RECORD SET:

******************************

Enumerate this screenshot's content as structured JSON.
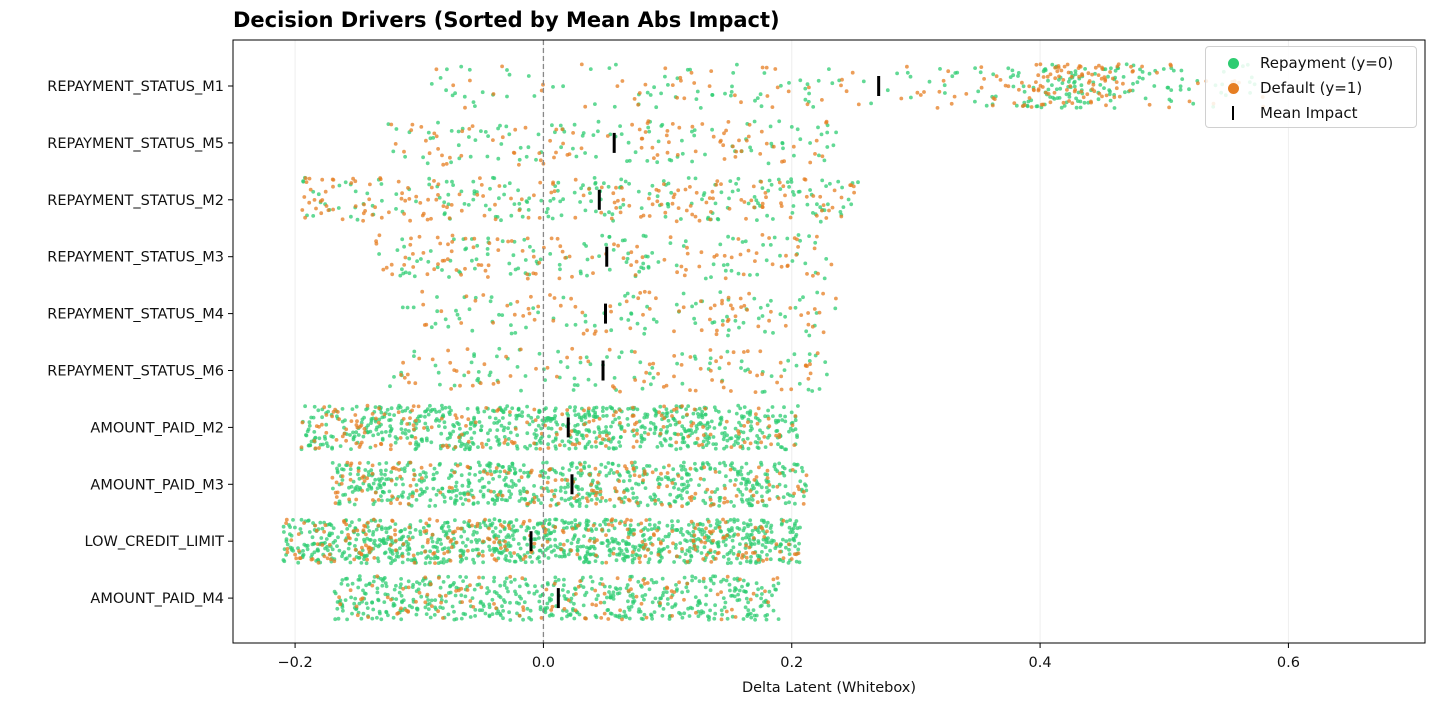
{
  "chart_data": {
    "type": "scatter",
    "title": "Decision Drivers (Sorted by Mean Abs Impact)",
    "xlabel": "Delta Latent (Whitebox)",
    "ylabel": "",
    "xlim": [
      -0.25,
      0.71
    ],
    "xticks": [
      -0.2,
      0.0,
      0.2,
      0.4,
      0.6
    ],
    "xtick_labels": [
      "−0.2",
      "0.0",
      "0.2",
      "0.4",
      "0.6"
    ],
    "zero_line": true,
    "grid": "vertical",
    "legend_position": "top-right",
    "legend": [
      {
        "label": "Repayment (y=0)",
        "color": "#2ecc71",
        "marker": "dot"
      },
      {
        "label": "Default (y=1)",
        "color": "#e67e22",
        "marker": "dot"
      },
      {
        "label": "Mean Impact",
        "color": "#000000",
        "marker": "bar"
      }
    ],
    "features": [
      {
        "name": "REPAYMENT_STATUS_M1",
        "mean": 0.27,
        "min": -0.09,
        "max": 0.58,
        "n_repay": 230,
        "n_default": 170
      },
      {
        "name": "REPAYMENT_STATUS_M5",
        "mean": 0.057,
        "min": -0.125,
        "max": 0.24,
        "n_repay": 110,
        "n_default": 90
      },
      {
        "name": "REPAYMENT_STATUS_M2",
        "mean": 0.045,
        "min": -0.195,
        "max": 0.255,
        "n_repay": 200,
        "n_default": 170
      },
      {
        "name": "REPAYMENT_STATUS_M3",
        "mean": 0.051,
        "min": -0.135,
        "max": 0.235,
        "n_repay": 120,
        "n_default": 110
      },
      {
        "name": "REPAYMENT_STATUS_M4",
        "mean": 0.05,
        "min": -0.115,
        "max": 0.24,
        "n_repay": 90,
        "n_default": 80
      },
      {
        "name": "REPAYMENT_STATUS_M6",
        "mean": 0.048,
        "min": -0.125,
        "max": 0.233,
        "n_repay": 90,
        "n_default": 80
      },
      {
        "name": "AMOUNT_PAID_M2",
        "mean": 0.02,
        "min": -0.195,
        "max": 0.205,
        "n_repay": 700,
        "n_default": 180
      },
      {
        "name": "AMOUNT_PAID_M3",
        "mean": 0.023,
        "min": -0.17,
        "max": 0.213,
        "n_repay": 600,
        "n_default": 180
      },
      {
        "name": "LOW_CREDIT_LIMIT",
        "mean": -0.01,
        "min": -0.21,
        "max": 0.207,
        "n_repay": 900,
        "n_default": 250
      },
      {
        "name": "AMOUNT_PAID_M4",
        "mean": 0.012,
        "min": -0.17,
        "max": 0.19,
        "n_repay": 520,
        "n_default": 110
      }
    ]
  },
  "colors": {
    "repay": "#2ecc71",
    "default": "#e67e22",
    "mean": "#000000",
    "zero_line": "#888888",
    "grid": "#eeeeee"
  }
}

******************************

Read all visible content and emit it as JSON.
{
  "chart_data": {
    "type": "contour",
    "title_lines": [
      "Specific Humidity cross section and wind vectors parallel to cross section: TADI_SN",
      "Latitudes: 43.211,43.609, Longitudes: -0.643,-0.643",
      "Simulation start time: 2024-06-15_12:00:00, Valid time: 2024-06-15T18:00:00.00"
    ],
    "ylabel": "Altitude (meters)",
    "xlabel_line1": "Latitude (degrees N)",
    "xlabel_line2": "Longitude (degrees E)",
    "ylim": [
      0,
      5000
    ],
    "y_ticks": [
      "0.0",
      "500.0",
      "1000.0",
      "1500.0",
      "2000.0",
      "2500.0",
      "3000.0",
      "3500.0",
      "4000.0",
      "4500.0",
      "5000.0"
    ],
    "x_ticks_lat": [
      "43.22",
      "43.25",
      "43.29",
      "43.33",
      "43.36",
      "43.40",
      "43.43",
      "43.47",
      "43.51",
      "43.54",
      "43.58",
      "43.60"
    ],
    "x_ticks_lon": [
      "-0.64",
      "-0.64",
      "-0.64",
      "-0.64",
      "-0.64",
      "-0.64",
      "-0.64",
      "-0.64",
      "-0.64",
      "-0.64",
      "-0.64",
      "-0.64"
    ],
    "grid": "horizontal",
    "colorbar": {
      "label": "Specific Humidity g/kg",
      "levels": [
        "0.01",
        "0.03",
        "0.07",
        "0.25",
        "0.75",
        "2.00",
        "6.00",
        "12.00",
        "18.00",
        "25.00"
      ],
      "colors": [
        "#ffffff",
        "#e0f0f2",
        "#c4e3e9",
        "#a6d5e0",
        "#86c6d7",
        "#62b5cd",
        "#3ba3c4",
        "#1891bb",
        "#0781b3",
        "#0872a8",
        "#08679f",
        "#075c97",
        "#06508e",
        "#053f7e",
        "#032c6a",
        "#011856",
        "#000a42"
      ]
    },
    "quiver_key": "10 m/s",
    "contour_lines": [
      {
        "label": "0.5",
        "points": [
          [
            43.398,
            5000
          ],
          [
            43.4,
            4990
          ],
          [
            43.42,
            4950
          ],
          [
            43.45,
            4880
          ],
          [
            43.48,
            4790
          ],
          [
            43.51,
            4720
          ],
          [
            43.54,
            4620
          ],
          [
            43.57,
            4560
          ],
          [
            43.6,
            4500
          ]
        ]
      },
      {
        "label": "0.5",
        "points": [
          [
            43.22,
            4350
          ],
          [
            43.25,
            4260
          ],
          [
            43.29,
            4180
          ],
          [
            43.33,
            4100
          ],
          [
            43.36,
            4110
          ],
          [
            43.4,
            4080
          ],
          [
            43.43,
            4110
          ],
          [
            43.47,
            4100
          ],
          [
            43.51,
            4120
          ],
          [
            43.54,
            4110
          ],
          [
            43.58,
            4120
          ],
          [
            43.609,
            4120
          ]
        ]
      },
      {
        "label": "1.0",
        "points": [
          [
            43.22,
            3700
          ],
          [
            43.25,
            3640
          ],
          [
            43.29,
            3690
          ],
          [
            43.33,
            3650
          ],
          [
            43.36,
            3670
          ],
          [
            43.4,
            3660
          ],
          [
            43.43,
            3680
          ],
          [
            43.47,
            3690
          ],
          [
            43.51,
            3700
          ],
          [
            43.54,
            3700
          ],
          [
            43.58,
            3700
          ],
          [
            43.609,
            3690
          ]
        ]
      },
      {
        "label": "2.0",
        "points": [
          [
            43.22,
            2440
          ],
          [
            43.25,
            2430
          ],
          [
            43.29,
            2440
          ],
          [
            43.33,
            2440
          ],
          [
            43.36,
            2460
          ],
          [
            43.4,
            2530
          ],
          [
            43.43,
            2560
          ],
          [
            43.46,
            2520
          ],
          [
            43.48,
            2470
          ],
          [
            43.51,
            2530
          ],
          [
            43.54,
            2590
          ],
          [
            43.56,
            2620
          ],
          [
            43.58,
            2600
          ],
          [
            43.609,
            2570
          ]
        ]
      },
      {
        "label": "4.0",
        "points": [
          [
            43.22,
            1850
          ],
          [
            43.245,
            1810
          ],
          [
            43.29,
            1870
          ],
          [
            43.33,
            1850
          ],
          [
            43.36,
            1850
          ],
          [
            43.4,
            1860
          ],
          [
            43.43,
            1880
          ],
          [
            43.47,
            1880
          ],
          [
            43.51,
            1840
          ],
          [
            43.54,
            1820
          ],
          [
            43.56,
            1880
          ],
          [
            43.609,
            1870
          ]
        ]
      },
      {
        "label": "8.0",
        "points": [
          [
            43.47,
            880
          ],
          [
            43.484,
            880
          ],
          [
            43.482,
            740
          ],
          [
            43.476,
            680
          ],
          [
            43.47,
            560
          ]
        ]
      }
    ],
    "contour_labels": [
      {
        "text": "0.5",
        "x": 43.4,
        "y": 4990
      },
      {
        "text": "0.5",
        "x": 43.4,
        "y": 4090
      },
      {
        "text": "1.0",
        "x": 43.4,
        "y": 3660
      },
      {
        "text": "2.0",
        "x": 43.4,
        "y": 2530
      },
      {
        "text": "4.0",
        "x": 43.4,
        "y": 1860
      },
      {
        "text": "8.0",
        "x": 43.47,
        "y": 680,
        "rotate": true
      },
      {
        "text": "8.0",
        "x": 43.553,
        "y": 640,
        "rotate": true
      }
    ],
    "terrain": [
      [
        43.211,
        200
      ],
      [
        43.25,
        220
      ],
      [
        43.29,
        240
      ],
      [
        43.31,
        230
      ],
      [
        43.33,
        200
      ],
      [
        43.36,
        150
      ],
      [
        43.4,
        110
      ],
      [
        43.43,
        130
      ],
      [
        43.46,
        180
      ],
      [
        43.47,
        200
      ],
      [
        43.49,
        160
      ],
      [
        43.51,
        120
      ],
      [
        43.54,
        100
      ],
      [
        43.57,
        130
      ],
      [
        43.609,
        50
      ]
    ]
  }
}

******************************

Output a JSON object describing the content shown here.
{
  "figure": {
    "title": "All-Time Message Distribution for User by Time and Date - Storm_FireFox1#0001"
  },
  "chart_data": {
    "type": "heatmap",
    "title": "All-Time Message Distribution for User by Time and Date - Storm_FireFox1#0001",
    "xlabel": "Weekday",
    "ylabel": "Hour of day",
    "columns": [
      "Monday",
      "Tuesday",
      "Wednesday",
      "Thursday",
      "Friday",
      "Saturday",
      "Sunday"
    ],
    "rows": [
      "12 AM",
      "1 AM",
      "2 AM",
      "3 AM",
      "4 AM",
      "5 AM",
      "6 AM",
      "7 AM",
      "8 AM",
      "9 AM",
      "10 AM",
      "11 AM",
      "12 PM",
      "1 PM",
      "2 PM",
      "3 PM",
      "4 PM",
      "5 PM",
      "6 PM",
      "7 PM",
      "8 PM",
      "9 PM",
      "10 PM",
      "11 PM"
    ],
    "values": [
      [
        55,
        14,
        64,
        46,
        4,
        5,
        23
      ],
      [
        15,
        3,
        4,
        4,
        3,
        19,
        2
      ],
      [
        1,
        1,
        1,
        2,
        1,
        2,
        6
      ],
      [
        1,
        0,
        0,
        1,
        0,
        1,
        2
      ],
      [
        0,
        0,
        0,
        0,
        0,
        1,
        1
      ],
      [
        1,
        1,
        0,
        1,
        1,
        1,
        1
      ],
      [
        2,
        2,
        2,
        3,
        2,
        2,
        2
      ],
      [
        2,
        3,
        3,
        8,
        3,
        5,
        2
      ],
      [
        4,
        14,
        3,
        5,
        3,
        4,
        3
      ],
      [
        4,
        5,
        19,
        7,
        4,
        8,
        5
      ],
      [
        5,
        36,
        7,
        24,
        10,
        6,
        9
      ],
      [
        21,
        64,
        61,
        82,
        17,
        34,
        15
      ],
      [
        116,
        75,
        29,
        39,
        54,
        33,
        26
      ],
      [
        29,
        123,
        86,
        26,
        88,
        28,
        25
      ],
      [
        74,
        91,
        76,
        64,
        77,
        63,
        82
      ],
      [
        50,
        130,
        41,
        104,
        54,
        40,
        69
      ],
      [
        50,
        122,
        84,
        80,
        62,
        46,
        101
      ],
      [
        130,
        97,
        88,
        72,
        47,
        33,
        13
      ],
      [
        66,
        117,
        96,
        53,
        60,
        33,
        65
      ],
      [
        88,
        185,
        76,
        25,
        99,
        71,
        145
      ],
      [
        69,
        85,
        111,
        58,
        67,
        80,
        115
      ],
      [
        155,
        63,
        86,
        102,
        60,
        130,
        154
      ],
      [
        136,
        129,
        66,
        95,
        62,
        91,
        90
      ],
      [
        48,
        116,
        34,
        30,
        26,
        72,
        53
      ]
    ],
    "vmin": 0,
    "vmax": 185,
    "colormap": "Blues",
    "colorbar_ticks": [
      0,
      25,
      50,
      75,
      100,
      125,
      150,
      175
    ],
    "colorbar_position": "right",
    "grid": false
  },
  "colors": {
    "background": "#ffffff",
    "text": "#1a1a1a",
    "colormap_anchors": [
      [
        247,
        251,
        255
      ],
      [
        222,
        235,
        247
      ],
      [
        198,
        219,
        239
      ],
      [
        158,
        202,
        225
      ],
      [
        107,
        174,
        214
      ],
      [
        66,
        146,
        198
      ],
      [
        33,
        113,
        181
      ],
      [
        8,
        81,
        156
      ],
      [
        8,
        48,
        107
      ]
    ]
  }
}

******************************

WHAT IS NEEDED:
Copy out each line that contains the word "Distribution".

THE RESULT:
    "title": "All-Time Message Distribution for User by Time and Date - Storm_FireFox1#0001"
    "title": "All-Time Message Distribution for User by Time and Date - Storm_FireFox1#0001",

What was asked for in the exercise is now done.